(Dataset records)
..........
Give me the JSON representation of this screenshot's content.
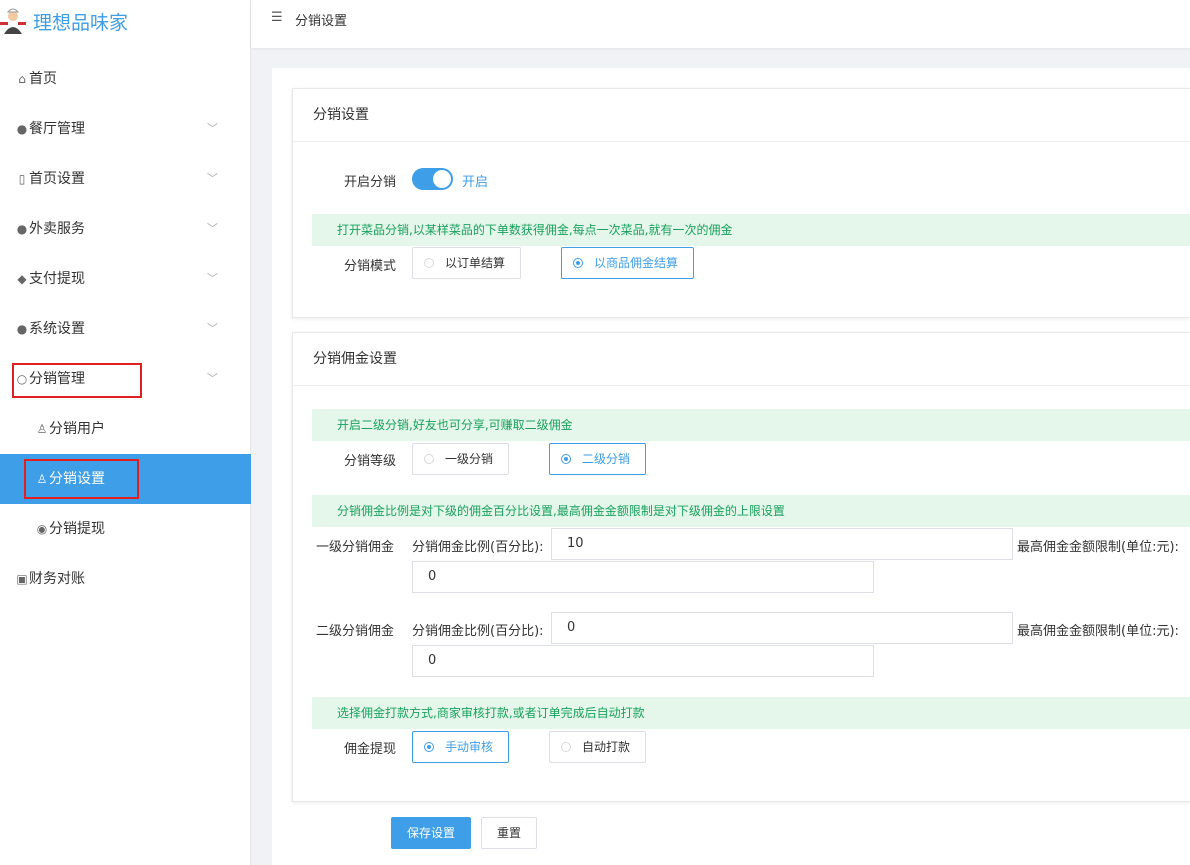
{
  "app": {
    "title": "理想品味家"
  },
  "colors": {
    "accent": "#3f9ee8",
    "tip_bg": "#e5f7ea",
    "tip_text": "#19a15e",
    "highlight_box": "#e02020"
  },
  "sidebar": {
    "items": [
      {
        "icon": "home-icon",
        "label": "首页"
      },
      {
        "icon": "user-icon",
        "label": "餐厅管理"
      },
      {
        "icon": "page-icon",
        "label": "首页设置"
      },
      {
        "icon": "user-icon",
        "label": "外卖服务"
      },
      {
        "icon": "shield-icon",
        "label": "支付提现"
      },
      {
        "icon": "user-icon",
        "label": "系统设置"
      },
      {
        "icon": "users-icon",
        "label": "分销管理"
      },
      {
        "icon": "person-icon",
        "label": "分销用户"
      },
      {
        "icon": "person-icon",
        "label": "分销设置",
        "active": true
      },
      {
        "icon": "coin-icon",
        "label": "分销提现"
      },
      {
        "icon": "ledger-icon",
        "label": "财务对账"
      }
    ]
  },
  "header": {
    "breadcrumb": "分销设置"
  },
  "card1": {
    "title": "分销设置",
    "enable_label": "开启分销",
    "enable_state": "开启",
    "tip": "打开菜品分销,以某样菜品的下单数获得佣金,每点一次菜品,就有一次的佣金",
    "mode_label": "分销模式",
    "mode_options": [
      "以订单结算",
      "以商品佣金结算"
    ],
    "mode_selected": "以商品佣金结算"
  },
  "card2": {
    "title": "分销佣金设置",
    "level_tip": "开启二级分销,好友也可分享,可赚取二级佣金",
    "level_label": "分销等级",
    "level_options": [
      "一级分销",
      "二级分销"
    ],
    "level_selected": "二级分销",
    "ratio_tip": "分销佣金比例是对下级的佣金百分比设置,最高佣金金额限制是对下级佣金的上限设置",
    "level1_label": "一级分销佣金",
    "level1_ratio_label": "分销佣金比例(百分比):",
    "level1_ratio_value": "10",
    "level1_max_label": "最高佣金金额限制(单位:元):",
    "level1_max_value": "0",
    "level2_label": "二级分销佣金",
    "level2_ratio_label": "分销佣金比例(百分比):",
    "level2_ratio_value": "0",
    "level2_max_label": "最高佣金金额限制(单位:元):",
    "level2_max_value": "0",
    "withdraw_tip": "选择佣金打款方式,商家审核打款,或者订单完成后自动打款",
    "withdraw_label": "佣金提现",
    "withdraw_options": [
      "手动审核",
      "自动打款"
    ],
    "withdraw_selected": "手动审核"
  },
  "actions": {
    "save": "保存设置",
    "reset": "重置"
  }
}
..........
— Exercise aim —
Search the data above for the word "title", then gather each line in which it appears.

— Expected answer —
    "title": "理想品味家"
    "title": "分销设置",
    "title": "分销佣金设置",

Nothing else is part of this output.